● **Problem details**
Without the images, write out the whole listing exactly.

● **Material**
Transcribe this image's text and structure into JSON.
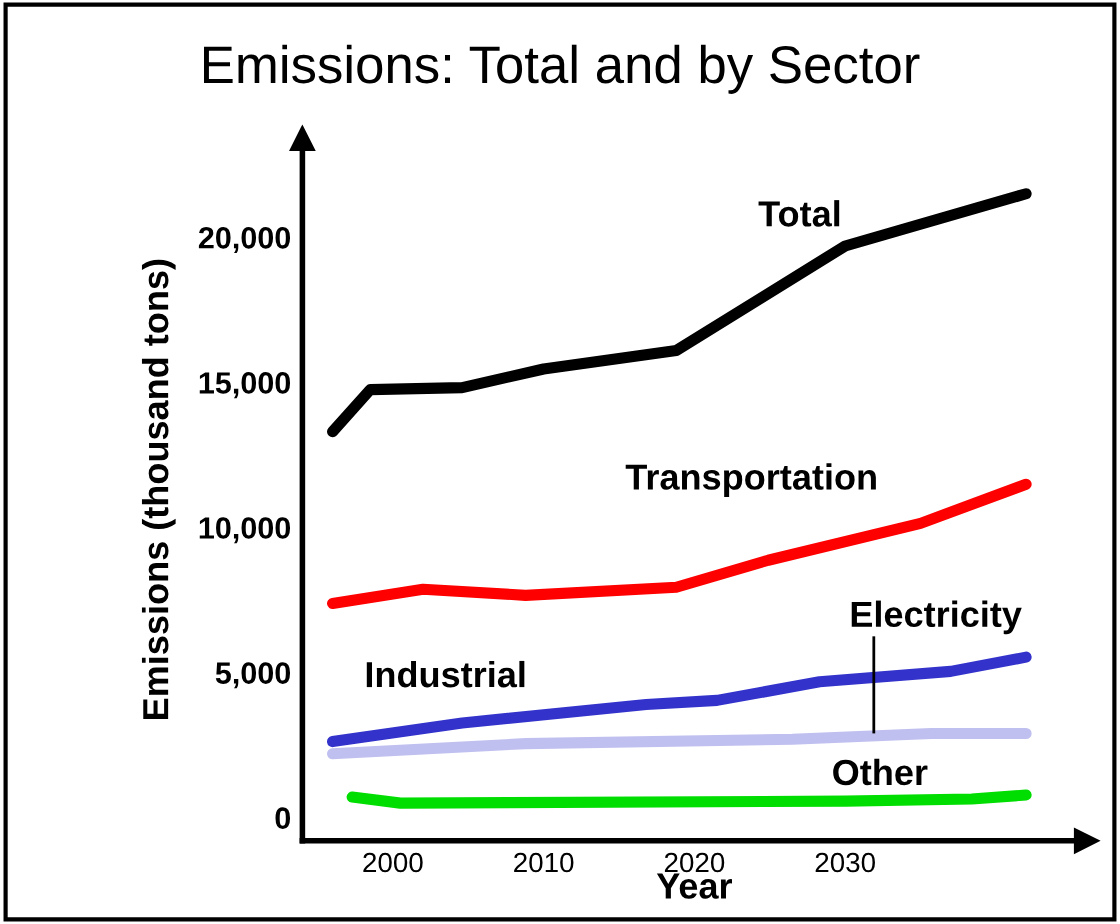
{
  "chart_data": {
    "type": "line",
    "title": "Emissions: Total and by Sector",
    "xlabel": "Year",
    "ylabel": "Emissions (thousand tons)",
    "xlim": [
      1994,
      2046
    ],
    "xticks": [
      2000,
      2010,
      2020,
      2030
    ],
    "ylim": [
      -800,
      23400
    ],
    "yticks": [
      0,
      {
        "value": 5000,
        "label": "5,000"
      },
      {
        "value": 10000,
        "label": "10,000"
      },
      {
        "value": 15000,
        "label": "15,000"
      },
      {
        "value": 20000,
        "label": "20,000"
      }
    ],
    "grid": false,
    "legend": false,
    "marker": "none",
    "line_style": "solid",
    "series": [
      {
        "name": "Total",
        "color": "#000000",
        "x": [
          1996,
          1998.5,
          2004.6,
          2010,
          2018.8,
          2030,
          2042
        ],
        "values": [
          13300,
          14750,
          14820,
          15460,
          16100,
          19700,
          21500
        ]
      },
      {
        "name": "Transportation",
        "color": "#ff0000",
        "x": [
          1996,
          2002,
          2008.8,
          2018.8,
          2024.9,
          2035,
          2042
        ],
        "values": [
          7380,
          7870,
          7660,
          7940,
          8870,
          10140,
          11490
        ]
      },
      {
        "name": "Industrial",
        "color": "#3333cc",
        "x": [
          1996,
          2004.6,
          2016.8,
          2021.5,
          2028.3,
          2037,
          2042
        ],
        "values": [
          2620,
          3260,
          3900,
          4040,
          4680,
          5040,
          5530
        ]
      },
      {
        "name": "Electricity",
        "color": "#c0c0f0",
        "x": [
          1996,
          2008.8,
          2026.5,
          2035.7,
          2042
        ],
        "values": [
          2200,
          2550,
          2700,
          2900,
          2900
        ]
      },
      {
        "name": "Other",
        "color": "#00dd00",
        "x": [
          1997.3,
          2000.5,
          2030,
          2038.4,
          2042
        ],
        "values": [
          710,
          500,
          570,
          640,
          780
        ]
      }
    ]
  }
}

● **Task answer**
Transcribe this image's text and structure into JSON.
{
  "chart_data": {
    "type": "line",
    "title": "Emissions: Total and by Sector",
    "xlabel": "Year",
    "ylabel": "Emissions (thousand tons)",
    "xlim": [
      1994,
      2046
    ],
    "xticks": [
      2000,
      2010,
      2020,
      2030
    ],
    "ylim": [
      -800,
      23400
    ],
    "yticks": [
      0,
      {
        "value": 5000,
        "label": "5,000"
      },
      {
        "value": 10000,
        "label": "10,000"
      },
      {
        "value": 15000,
        "label": "15,000"
      },
      {
        "value": 20000,
        "label": "20,000"
      }
    ],
    "grid": false,
    "legend": false,
    "marker": "none",
    "line_style": "solid",
    "series": [
      {
        "name": "Total",
        "color": "#000000",
        "x": [
          1996,
          1998.5,
          2004.6,
          2010,
          2018.8,
          2030,
          2042
        ],
        "values": [
          13300,
          14750,
          14820,
          15460,
          16100,
          19700,
          21500
        ]
      },
      {
        "name": "Transportation",
        "color": "#ff0000",
        "x": [
          1996,
          2002,
          2008.8,
          2018.8,
          2024.9,
          2035,
          2042
        ],
        "values": [
          7380,
          7870,
          7660,
          7940,
          8870,
          10140,
          11490
        ]
      },
      {
        "name": "Industrial",
        "color": "#3333cc",
        "x": [
          1996,
          2004.6,
          2016.8,
          2021.5,
          2028.3,
          2037,
          2042
        ],
        "values": [
          2620,
          3260,
          3900,
          4040,
          4680,
          5040,
          5530
        ]
      },
      {
        "name": "Electricity",
        "color": "#c0c0f0",
        "x": [
          1996,
          2008.8,
          2026.5,
          2035.7,
          2042
        ],
        "values": [
          2200,
          2550,
          2700,
          2900,
          2900
        ]
      },
      {
        "name": "Other",
        "color": "#00dd00",
        "x": [
          1997.3,
          2000.5,
          2030,
          2038.4,
          2042
        ],
        "values": [
          710,
          500,
          570,
          640,
          780
        ]
      }
    ]
  }
}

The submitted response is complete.